"""
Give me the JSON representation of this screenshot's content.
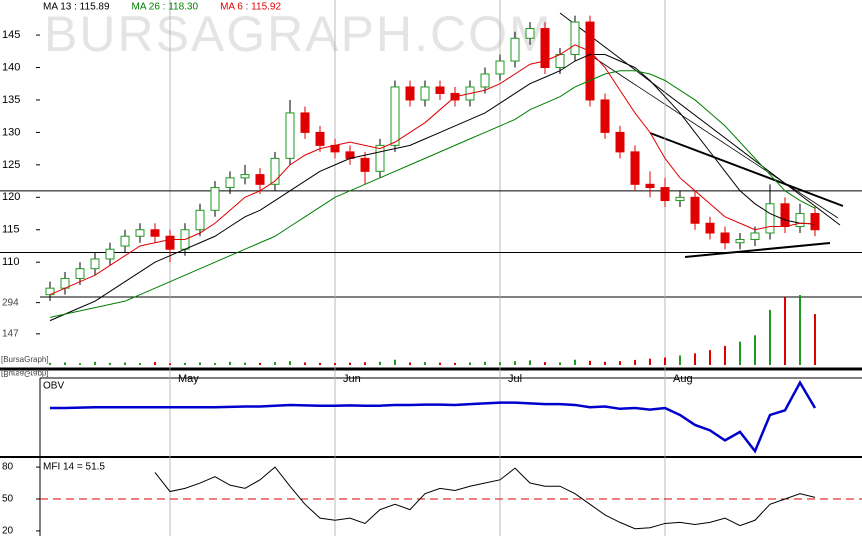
{
  "chart_data": [
    {
      "type": "candlestick",
      "watermark": "BURSAGRAPH.COM",
      "labels": [
        "[BursaGraph]",
        "[BursaGraph]"
      ],
      "categories": [
        null,
        null,
        null,
        null,
        null,
        null,
        null,
        null,
        "May",
        null,
        null,
        null,
        null,
        null,
        null,
        null,
        null,
        null,
        null,
        "Jun",
        null,
        null,
        null,
        null,
        null,
        null,
        null,
        null,
        null,
        null,
        "Jul",
        null,
        null,
        null,
        null,
        null,
        null,
        null,
        null,
        null,
        null,
        "Aug",
        null,
        null,
        null,
        null,
        null,
        null,
        null,
        null,
        null,
        null
      ],
      "open": [
        105,
        106,
        107.5,
        109,
        110.5,
        112.5,
        114,
        115,
        114,
        112,
        115,
        118,
        121.5,
        123,
        123.5,
        122,
        126,
        133,
        130,
        128,
        127,
        126,
        124,
        128,
        137,
        135,
        137,
        136,
        135,
        137,
        139,
        141,
        144.5,
        146,
        140,
        142,
        147,
        135,
        130,
        127,
        122,
        121.5,
        119.5,
        120,
        116,
        114.5,
        113,
        113.5,
        114.5,
        119,
        115.5,
        117.5
      ],
      "high": [
        107,
        108.5,
        110,
        111.5,
        113,
        115,
        116,
        116,
        115,
        116,
        119,
        122.5,
        124,
        125,
        124.5,
        127,
        135,
        134,
        131,
        129,
        128,
        127,
        129,
        138,
        138,
        138,
        138,
        137,
        138,
        140,
        142,
        145.5,
        147,
        147,
        143,
        148,
        148,
        136,
        131,
        128,
        124,
        123,
        121,
        121,
        117,
        115.5,
        114.5,
        115.5,
        122,
        120,
        119,
        118.5
      ],
      "low": [
        104,
        105,
        106.5,
        108,
        109.5,
        111.5,
        113,
        113,
        110,
        111,
        114,
        117,
        120.5,
        122,
        120.5,
        121,
        125,
        129,
        127,
        126,
        125,
        122,
        123,
        127,
        134,
        134,
        135,
        134,
        134,
        136,
        138,
        140,
        143.5,
        139,
        139,
        141,
        134,
        129,
        126,
        121,
        120,
        118.5,
        118.5,
        115,
        113.5,
        112,
        112,
        112.5,
        113.5,
        114.5,
        114.5,
        114
      ],
      "close": [
        106,
        107.5,
        109,
        110.5,
        112,
        114,
        115,
        114,
        112,
        115,
        118,
        121.5,
        123,
        123.5,
        122,
        126,
        133,
        130,
        128,
        127,
        126,
        124,
        128,
        137,
        135,
        137,
        136,
        135,
        137,
        139,
        141,
        144.5,
        146,
        140,
        142,
        147,
        135,
        130,
        127,
        122,
        121.5,
        119.5,
        120,
        116,
        114.5,
        113,
        113.5,
        114.5,
        119,
        115.5,
        117.5,
        115
      ],
      "up_color": "#1f9a1f",
      "down_color": "#e00000",
      "series": [
        {
          "name": "MA 13 : 115.89",
          "color": "#000000",
          "values": [
            101,
            102,
            103,
            104,
            105.5,
            107,
            108.5,
            110,
            111,
            112,
            113,
            114,
            115.5,
            117,
            118,
            119.5,
            121,
            122.5,
            124,
            125,
            126,
            126.5,
            127,
            127.5,
            128,
            129,
            130,
            131,
            132,
            133,
            134.5,
            136,
            137.5,
            138.5,
            139.5,
            141,
            142,
            142,
            141,
            140,
            138,
            135.5,
            133,
            130,
            127,
            124,
            121,
            119,
            117.5,
            116.5,
            116,
            115.89
          ]
        },
        {
          "name": "MA 26 : 118.30",
          "color": "#008000",
          "values": [
            101.5,
            102,
            102.5,
            103,
            103.5,
            104,
            105,
            106,
            107,
            108,
            109,
            110,
            111,
            112,
            113,
            114,
            115.5,
            117,
            118.5,
            120,
            121,
            122,
            123,
            124,
            125,
            126,
            127,
            128,
            129,
            130,
            131,
            132,
            133.5,
            134.5,
            135.5,
            137,
            138,
            139,
            139.5,
            139.5,
            139,
            138,
            136.5,
            135,
            133,
            131,
            128.5,
            126,
            123.5,
            121,
            119.5,
            118.3
          ]
        },
        {
          "name": "MA 6 : 115.92",
          "color": "#e00000",
          "values": [
            105,
            106,
            107,
            108,
            109.5,
            111,
            112.5,
            113,
            113.5,
            113.5,
            114.5,
            116,
            118,
            120,
            121,
            122.5,
            125,
            126.5,
            127.5,
            128,
            128.5,
            128,
            127.5,
            128.5,
            130,
            131.5,
            133.5,
            135.5,
            136,
            136.5,
            137.5,
            139,
            140.5,
            141,
            142,
            143.5,
            142.5,
            140,
            136.5,
            133,
            130,
            126,
            123,
            121,
            119,
            117,
            116,
            115,
            115.5,
            115.5,
            116,
            115.92
          ]
        }
      ],
      "ylim": [
        93.7,
        150.4
      ],
      "yticks": [
        110,
        115,
        120,
        125,
        130,
        135,
        140,
        145
      ],
      "hlines": [
        121,
        111.5
      ],
      "volume": {
        "values": [
          10,
          12,
          8,
          15,
          10,
          12,
          9,
          14,
          8,
          10,
          12,
          9,
          15,
          11,
          10,
          14,
          18,
          12,
          10,
          9,
          11,
          13,
          15,
          25,
          12,
          14,
          11,
          10,
          12,
          15,
          13,
          18,
          22,
          14,
          12,
          25,
          20,
          15,
          18,
          24,
          30,
          35,
          45,
          55,
          70,
          90,
          110,
          140,
          260,
          320,
          330,
          240
        ],
        "ylim": [
          0,
          330
        ],
        "yticks": [
          147,
          294
        ]
      }
    },
    {
      "type": "line",
      "title": "OBV",
      "color": "#0000cc",
      "ylim": [
        0,
        100
      ],
      "values": [
        61,
        61,
        61.5,
        62,
        62,
        62,
        62,
        62,
        62,
        62,
        62,
        62,
        62.5,
        63,
        63,
        64,
        65,
        64.5,
        64,
        64,
        64.5,
        64,
        64,
        65,
        65,
        65.5,
        65.5,
        65,
        66,
        67,
        68,
        68,
        67,
        66,
        66,
        65,
        62,
        63,
        60,
        61,
        59,
        61,
        52,
        39,
        32,
        19,
        30,
        5,
        52,
        58,
        94,
        61
      ]
    },
    {
      "type": "line",
      "title": "MFI 14 = 51.5",
      "color": "#000000",
      "ylim": [
        15.2,
        87.6
      ],
      "yticks": [
        20,
        50,
        80
      ],
      "reference": 50,
      "reference_color": "#e00000",
      "values": [
        null,
        null,
        null,
        null,
        null,
        null,
        null,
        75,
        57,
        60,
        65,
        71,
        63,
        60,
        68,
        80,
        62,
        45,
        32,
        30,
        32,
        27,
        40,
        45,
        40,
        55,
        60,
        58,
        62,
        65,
        68,
        79,
        65,
        62,
        62,
        55,
        45,
        35,
        28,
        22,
        23,
        27,
        28,
        26,
        28,
        32,
        25,
        30,
        45,
        50,
        55,
        51.5
      ]
    }
  ]
}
"""
• _TASK PROMPT_:
Tell how many lines in the records above contain "name", giving the number and no other words.

• _PROBLEM SOLUTION_:
3